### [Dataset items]

╔══

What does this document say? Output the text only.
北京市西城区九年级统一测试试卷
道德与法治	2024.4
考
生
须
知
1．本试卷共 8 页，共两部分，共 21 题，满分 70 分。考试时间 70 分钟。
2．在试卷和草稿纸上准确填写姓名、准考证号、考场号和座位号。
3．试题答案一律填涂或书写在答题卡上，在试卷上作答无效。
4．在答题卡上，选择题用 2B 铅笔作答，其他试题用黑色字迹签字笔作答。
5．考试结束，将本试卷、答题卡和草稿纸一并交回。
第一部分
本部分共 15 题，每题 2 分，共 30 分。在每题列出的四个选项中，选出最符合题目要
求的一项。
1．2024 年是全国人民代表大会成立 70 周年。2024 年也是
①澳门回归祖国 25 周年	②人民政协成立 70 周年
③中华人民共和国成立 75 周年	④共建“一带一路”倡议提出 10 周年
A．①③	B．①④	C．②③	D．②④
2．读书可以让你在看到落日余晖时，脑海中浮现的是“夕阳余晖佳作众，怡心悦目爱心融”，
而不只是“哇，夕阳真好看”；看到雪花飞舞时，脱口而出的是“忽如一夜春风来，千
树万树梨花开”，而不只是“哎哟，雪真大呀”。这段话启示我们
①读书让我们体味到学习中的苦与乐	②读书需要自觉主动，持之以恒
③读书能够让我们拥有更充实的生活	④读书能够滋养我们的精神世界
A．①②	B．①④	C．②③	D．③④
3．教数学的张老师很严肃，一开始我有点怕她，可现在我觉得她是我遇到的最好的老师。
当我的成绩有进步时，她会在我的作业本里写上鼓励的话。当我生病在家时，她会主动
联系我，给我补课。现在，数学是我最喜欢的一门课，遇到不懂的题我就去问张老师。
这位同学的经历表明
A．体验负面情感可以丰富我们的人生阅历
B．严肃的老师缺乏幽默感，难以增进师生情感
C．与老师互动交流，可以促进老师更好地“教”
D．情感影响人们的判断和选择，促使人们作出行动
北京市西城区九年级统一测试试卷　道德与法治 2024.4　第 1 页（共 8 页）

╚══

### [AIM OF THE TASK]
Pull every line containing the word "北京市西城区九年级统一测试试卷" out of the material.

### [TASK RESULT]
北京市西城区九年级统一测试试卷
北京市西城区九年级统一测试试卷　道德与法治 2024.4　第 1 页（共 8 页）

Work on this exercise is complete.